Dataset:
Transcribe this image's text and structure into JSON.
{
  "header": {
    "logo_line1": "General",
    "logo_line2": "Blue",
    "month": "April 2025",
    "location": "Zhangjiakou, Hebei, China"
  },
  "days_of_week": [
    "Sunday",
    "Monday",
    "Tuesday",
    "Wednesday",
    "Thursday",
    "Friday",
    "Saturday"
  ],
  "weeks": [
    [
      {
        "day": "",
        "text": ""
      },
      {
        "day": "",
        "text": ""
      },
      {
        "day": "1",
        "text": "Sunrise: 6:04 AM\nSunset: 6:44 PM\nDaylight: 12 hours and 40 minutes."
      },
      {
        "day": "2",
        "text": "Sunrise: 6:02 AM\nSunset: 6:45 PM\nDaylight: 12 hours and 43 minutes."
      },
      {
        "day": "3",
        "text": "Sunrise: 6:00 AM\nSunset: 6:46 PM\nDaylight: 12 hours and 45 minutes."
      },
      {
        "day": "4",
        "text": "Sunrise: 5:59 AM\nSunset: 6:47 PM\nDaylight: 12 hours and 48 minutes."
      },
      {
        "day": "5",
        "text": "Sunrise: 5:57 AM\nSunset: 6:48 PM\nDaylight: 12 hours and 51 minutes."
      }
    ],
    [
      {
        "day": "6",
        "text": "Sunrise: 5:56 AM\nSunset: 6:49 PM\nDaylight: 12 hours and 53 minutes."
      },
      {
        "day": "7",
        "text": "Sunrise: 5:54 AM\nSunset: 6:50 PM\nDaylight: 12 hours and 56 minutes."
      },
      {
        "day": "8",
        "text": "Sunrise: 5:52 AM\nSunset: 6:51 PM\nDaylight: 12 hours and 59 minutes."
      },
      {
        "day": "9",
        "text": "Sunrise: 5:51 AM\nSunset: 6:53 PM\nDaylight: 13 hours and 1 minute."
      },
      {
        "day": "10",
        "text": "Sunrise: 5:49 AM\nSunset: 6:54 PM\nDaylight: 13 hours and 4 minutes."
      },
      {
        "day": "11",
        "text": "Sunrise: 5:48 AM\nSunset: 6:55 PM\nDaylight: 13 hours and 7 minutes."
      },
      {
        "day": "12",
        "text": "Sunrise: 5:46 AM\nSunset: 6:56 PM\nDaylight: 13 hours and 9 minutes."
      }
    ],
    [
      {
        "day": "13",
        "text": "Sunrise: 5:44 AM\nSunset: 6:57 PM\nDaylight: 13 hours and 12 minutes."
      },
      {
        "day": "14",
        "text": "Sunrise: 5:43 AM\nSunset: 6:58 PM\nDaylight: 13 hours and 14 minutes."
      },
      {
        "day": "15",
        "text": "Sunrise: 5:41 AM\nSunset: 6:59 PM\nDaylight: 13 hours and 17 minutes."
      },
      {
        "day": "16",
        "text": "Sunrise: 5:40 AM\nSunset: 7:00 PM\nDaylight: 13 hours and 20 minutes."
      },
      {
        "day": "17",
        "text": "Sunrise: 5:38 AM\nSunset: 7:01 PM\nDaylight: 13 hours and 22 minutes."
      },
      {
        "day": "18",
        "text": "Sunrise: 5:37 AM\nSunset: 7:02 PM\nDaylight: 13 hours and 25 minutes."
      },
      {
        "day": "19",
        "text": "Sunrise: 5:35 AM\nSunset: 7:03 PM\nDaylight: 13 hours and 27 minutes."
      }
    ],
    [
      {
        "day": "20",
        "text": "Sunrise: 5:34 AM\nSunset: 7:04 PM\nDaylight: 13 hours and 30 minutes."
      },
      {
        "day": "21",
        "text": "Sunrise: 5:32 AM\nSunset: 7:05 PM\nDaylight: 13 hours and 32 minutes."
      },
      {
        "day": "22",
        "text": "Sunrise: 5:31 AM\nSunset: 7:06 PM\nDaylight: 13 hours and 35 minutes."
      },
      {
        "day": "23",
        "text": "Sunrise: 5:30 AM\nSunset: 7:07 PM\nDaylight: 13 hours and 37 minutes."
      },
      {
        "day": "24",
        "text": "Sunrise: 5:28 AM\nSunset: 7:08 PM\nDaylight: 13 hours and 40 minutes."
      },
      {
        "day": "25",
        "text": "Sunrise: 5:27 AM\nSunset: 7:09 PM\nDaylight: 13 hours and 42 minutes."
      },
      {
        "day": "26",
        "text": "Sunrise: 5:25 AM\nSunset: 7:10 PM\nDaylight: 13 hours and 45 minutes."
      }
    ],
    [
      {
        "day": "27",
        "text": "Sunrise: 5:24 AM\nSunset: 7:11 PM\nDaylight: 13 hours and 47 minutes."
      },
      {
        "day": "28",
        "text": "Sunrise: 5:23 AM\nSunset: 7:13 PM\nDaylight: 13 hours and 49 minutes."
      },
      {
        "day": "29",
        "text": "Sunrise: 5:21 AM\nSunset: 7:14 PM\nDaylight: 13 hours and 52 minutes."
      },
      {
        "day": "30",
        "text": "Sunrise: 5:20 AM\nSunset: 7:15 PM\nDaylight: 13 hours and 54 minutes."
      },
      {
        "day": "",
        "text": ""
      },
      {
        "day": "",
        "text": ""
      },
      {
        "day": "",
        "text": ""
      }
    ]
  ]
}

Task:
Write out every line exactly as it stands.

Response to the exercise:
Transcribe this image's text and structure into JSON.
{
  "header": {
    "logo_line1": "General",
    "logo_line2": "Blue",
    "month": "April 2025",
    "location": "Zhangjiakou, Hebei, China"
  },
  "days_of_week": [
    "Sunday",
    "Monday",
    "Tuesday",
    "Wednesday",
    "Thursday",
    "Friday",
    "Saturday"
  ],
  "weeks": [
    [
      {
        "day": "",
        "text": ""
      },
      {
        "day": "",
        "text": ""
      },
      {
        "day": "1",
        "text": "Sunrise: 6:04 AM\nSunset: 6:44 PM\nDaylight: 12 hours and 40 minutes."
      },
      {
        "day": "2",
        "text": "Sunrise: 6:02 AM\nSunset: 6:45 PM\nDaylight: 12 hours and 43 minutes."
      },
      {
        "day": "3",
        "text": "Sunrise: 6:00 AM\nSunset: 6:46 PM\nDaylight: 12 hours and 45 minutes."
      },
      {
        "day": "4",
        "text": "Sunrise: 5:59 AM\nSunset: 6:47 PM\nDaylight: 12 hours and 48 minutes."
      },
      {
        "day": "5",
        "text": "Sunrise: 5:57 AM\nSunset: 6:48 PM\nDaylight: 12 hours and 51 minutes."
      }
    ],
    [
      {
        "day": "6",
        "text": "Sunrise: 5:56 AM\nSunset: 6:49 PM\nDaylight: 12 hours and 53 minutes."
      },
      {
        "day": "7",
        "text": "Sunrise: 5:54 AM\nSunset: 6:50 PM\nDaylight: 12 hours and 56 minutes."
      },
      {
        "day": "8",
        "text": "Sunrise: 5:52 AM\nSunset: 6:51 PM\nDaylight: 12 hours and 59 minutes."
      },
      {
        "day": "9",
        "text": "Sunrise: 5:51 AM\nSunset: 6:53 PM\nDaylight: 13 hours and 1 minute."
      },
      {
        "day": "10",
        "text": "Sunrise: 5:49 AM\nSunset: 6:54 PM\nDaylight: 13 hours and 4 minutes."
      },
      {
        "day": "11",
        "text": "Sunrise: 5:48 AM\nSunset: 6:55 PM\nDaylight: 13 hours and 7 minutes."
      },
      {
        "day": "12",
        "text": "Sunrise: 5:46 AM\nSunset: 6:56 PM\nDaylight: 13 hours and 9 minutes."
      }
    ],
    [
      {
        "day": "13",
        "text": "Sunrise: 5:44 AM\nSunset: 6:57 PM\nDaylight: 13 hours and 12 minutes."
      },
      {
        "day": "14",
        "text": "Sunrise: 5:43 AM\nSunset: 6:58 PM\nDaylight: 13 hours and 14 minutes."
      },
      {
        "day": "15",
        "text": "Sunrise: 5:41 AM\nSunset: 6:59 PM\nDaylight: 13 hours and 17 minutes."
      },
      {
        "day": "16",
        "text": "Sunrise: 5:40 AM\nSunset: 7:00 PM\nDaylight: 13 hours and 20 minutes."
      },
      {
        "day": "17",
        "text": "Sunrise: 5:38 AM\nSunset: 7:01 PM\nDaylight: 13 hours and 22 minutes."
      },
      {
        "day": "18",
        "text": "Sunrise: 5:37 AM\nSunset: 7:02 PM\nDaylight: 13 hours and 25 minutes."
      },
      {
        "day": "19",
        "text": "Sunrise: 5:35 AM\nSunset: 7:03 PM\nDaylight: 13 hours and 27 minutes."
      }
    ],
    [
      {
        "day": "20",
        "text": "Sunrise: 5:34 AM\nSunset: 7:04 PM\nDaylight: 13 hours and 30 minutes."
      },
      {
        "day": "21",
        "text": "Sunrise: 5:32 AM\nSunset: 7:05 PM\nDaylight: 13 hours and 32 minutes."
      },
      {
        "day": "22",
        "text": "Sunrise: 5:31 AM\nSunset: 7:06 PM\nDaylight: 13 hours and 35 minutes."
      },
      {
        "day": "23",
        "text": "Sunrise: 5:30 AM\nSunset: 7:07 PM\nDaylight: 13 hours and 37 minutes."
      },
      {
        "day": "24",
        "text": "Sunrise: 5:28 AM\nSunset: 7:08 PM\nDaylight: 13 hours and 40 minutes."
      },
      {
        "day": "25",
        "text": "Sunrise: 5:27 AM\nSunset: 7:09 PM\nDaylight: 13 hours and 42 minutes."
      },
      {
        "day": "26",
        "text": "Sunrise: 5:25 AM\nSunset: 7:10 PM\nDaylight: 13 hours and 45 minutes."
      }
    ],
    [
      {
        "day": "27",
        "text": "Sunrise: 5:24 AM\nSunset: 7:11 PM\nDaylight: 13 hours and 47 minutes."
      },
      {
        "day": "28",
        "text": "Sunrise: 5:23 AM\nSunset: 7:13 PM\nDaylight: 13 hours and 49 minutes."
      },
      {
        "day": "29",
        "text": "Sunrise: 5:21 AM\nSunset: 7:14 PM\nDaylight: 13 hours and 52 minutes."
      },
      {
        "day": "30",
        "text": "Sunrise: 5:20 AM\nSunset: 7:15 PM\nDaylight: 13 hours and 54 minutes."
      },
      {
        "day": "",
        "text": ""
      },
      {
        "day": "",
        "text": ""
      },
      {
        "day": "",
        "text": ""
      }
    ]
  ]
}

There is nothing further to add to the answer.